Find and copy each line of the records where the string "measured" shows up.
┌─ THE INPUT
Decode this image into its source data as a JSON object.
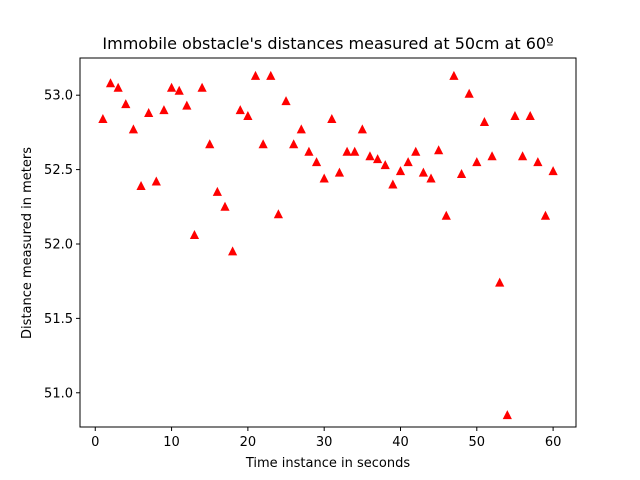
{
  "chart_data": {
    "type": "scatter",
    "title": "Immobile obstacle's distances measured at 50cm at 60º",
    "xlabel": "Time instance in seconds",
    "ylabel": "Distance measured in meters",
    "xlim": [
      -2,
      63
    ],
    "ylim": [
      50.77,
      53.25
    ],
    "xticks": [
      "0",
      "10",
      "20",
      "30",
      "40",
      "50",
      "60"
    ],
    "yticks": [
      "51.0",
      "51.5",
      "52.0",
      "52.5",
      "53.0"
    ],
    "grid": false,
    "marker": "triangle",
    "color": "#ff0000",
    "x": [
      1,
      2,
      3,
      4,
      5,
      6,
      7,
      8,
      9,
      10,
      11,
      12,
      13,
      14,
      15,
      16,
      17,
      18,
      19,
      20,
      21,
      22,
      23,
      24,
      25,
      26,
      27,
      28,
      29,
      30,
      31,
      32,
      33,
      34,
      35,
      36,
      37,
      38,
      39,
      40,
      41,
      42,
      43,
      44,
      45,
      46,
      47,
      48,
      49,
      50,
      51,
      52,
      53,
      54,
      55,
      56,
      57,
      58,
      59,
      60
    ],
    "y": [
      52.84,
      53.08,
      53.05,
      52.94,
      52.77,
      52.39,
      52.88,
      52.42,
      52.9,
      53.05,
      53.03,
      52.93,
      52.06,
      53.05,
      52.67,
      52.35,
      52.25,
      51.95,
      52.9,
      52.86,
      53.13,
      52.67,
      53.13,
      52.2,
      52.96,
      52.67,
      52.77,
      52.62,
      52.55,
      52.44,
      52.84,
      52.48,
      52.62,
      52.62,
      52.77,
      52.59,
      52.57,
      52.53,
      52.4,
      52.49,
      52.55,
      52.62,
      52.48,
      52.44,
      52.63,
      52.19,
      53.13,
      52.47,
      53.01,
      52.55,
      52.82,
      52.59,
      51.74,
      50.85,
      52.86,
      52.59,
      52.86,
      52.55,
      52.19,
      52.49
    ]
  }
}
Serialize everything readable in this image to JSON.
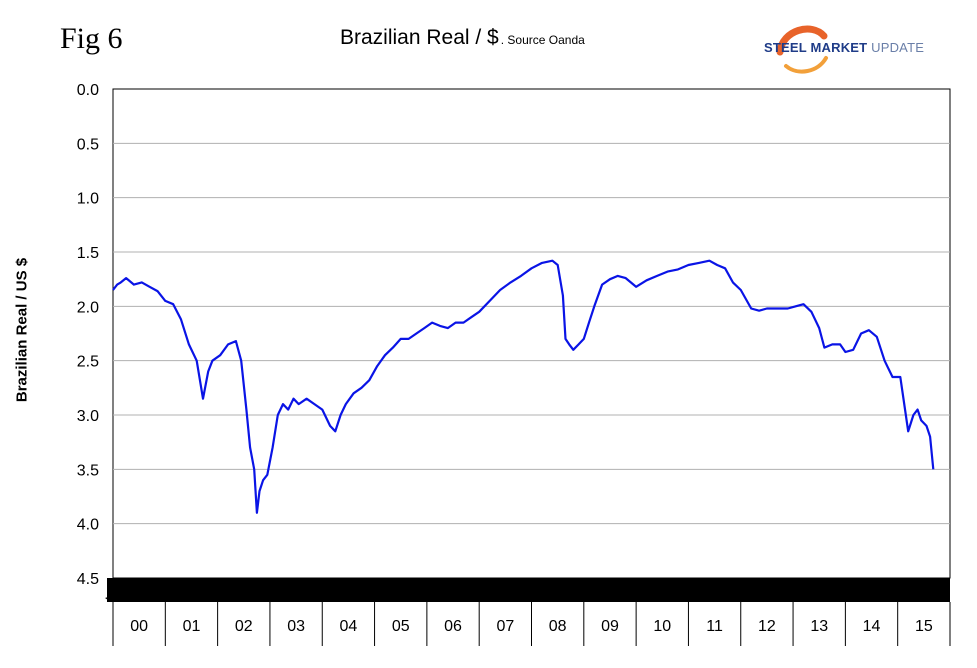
{
  "figure_label": "Fig 6",
  "logo": {
    "word1": "STEEL",
    "word2": "MARKET",
    "word3": "UPDATE",
    "swoosh_color": "#e8632a"
  },
  "chart_data": {
    "type": "line",
    "title": "Brazilian Real / $",
    "subtitle": ". Source Oanda",
    "xlabel": "",
    "ylabel": "Brazilian Real / US $",
    "y_inverted": true,
    "ylim": [
      0.0,
      4.5
    ],
    "yticks": [
      "0.0",
      "0.5",
      "1.0",
      "1.5",
      "2.0",
      "2.5",
      "3.0",
      "3.5",
      "4.0",
      "4.5"
    ],
    "xlim": [
      2000.0,
      2016.0
    ],
    "categories": [
      "00",
      "01",
      "02",
      "03",
      "04",
      "05",
      "06",
      "07",
      "08",
      "09",
      "10",
      "11",
      "12",
      "13",
      "14",
      "15"
    ],
    "grid": true,
    "line_color": "#0a14e6",
    "series": [
      {
        "name": "",
        "x": [
          2000.0,
          2000.08,
          2000.15,
          2000.25,
          2000.4,
          2000.55,
          2000.7,
          2000.85,
          2001.0,
          2001.15,
          2001.3,
          2001.45,
          2001.6,
          2001.72,
          2001.82,
          2001.9,
          2002.05,
          2002.2,
          2002.35,
          2002.45,
          2002.55,
          2002.62,
          2002.7,
          2002.75,
          2002.8,
          2002.87,
          2002.95,
          2003.05,
          2003.15,
          2003.25,
          2003.35,
          2003.45,
          2003.55,
          2003.7,
          2003.85,
          2004.0,
          2004.15,
          2004.25,
          2004.35,
          2004.45,
          2004.6,
          2004.75,
          2004.9,
          2005.05,
          2005.2,
          2005.35,
          2005.5,
          2005.65,
          2005.8,
          2005.95,
          2006.1,
          2006.25,
          2006.4,
          2006.55,
          2006.7,
          2006.85,
          2007.0,
          2007.2,
          2007.4,
          2007.6,
          2007.8,
          2008.0,
          2008.2,
          2008.4,
          2008.5,
          2008.6,
          2008.65,
          2008.72,
          2008.8,
          2008.9,
          2009.0,
          2009.1,
          2009.2,
          2009.35,
          2009.5,
          2009.65,
          2009.8,
          2010.0,
          2010.2,
          2010.4,
          2010.6,
          2010.8,
          2011.0,
          2011.2,
          2011.4,
          2011.55,
          2011.7,
          2011.85,
          2012.0,
          2012.2,
          2012.35,
          2012.5,
          2012.7,
          2012.9,
          2013.05,
          2013.2,
          2013.35,
          2013.5,
          2013.6,
          2013.75,
          2013.9,
          2014.0,
          2014.15,
          2014.3,
          2014.45,
          2014.6,
          2014.75,
          2014.9,
          2015.05,
          2015.2,
          2015.3,
          2015.38,
          2015.45,
          2015.55,
          2015.62,
          2015.68
        ],
        "values": [
          1.85,
          1.8,
          1.78,
          1.74,
          1.8,
          1.78,
          1.82,
          1.86,
          1.95,
          1.98,
          2.12,
          2.35,
          2.5,
          2.85,
          2.6,
          2.5,
          2.45,
          2.35,
          2.32,
          2.5,
          2.95,
          3.3,
          3.5,
          3.9,
          3.7,
          3.6,
          3.55,
          3.3,
          3.0,
          2.9,
          2.95,
          2.85,
          2.9,
          2.85,
          2.9,
          2.95,
          3.1,
          3.15,
          3.0,
          2.9,
          2.8,
          2.75,
          2.68,
          2.55,
          2.45,
          2.38,
          2.3,
          2.3,
          2.25,
          2.2,
          2.15,
          2.18,
          2.2,
          2.15,
          2.15,
          2.1,
          2.05,
          1.95,
          1.85,
          1.78,
          1.72,
          1.65,
          1.6,
          1.58,
          1.62,
          1.9,
          2.3,
          2.35,
          2.4,
          2.35,
          2.3,
          2.15,
          2.0,
          1.8,
          1.75,
          1.72,
          1.74,
          1.82,
          1.76,
          1.72,
          1.68,
          1.66,
          1.62,
          1.6,
          1.58,
          1.62,
          1.65,
          1.78,
          1.85,
          2.02,
          2.04,
          2.02,
          2.02,
          2.02,
          2.0,
          1.98,
          2.05,
          2.2,
          2.38,
          2.35,
          2.35,
          2.42,
          2.4,
          2.25,
          2.22,
          2.28,
          2.5,
          2.65,
          2.65,
          3.15,
          3.0,
          2.95,
          3.05,
          3.1,
          3.2,
          3.5
        ]
      }
    ]
  }
}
└─
= EXERCISE ANSWER =
    "title": "Immobile obstacle's distances measured at 50cm at 60º",
    "ylabel": "Distance measured in meters",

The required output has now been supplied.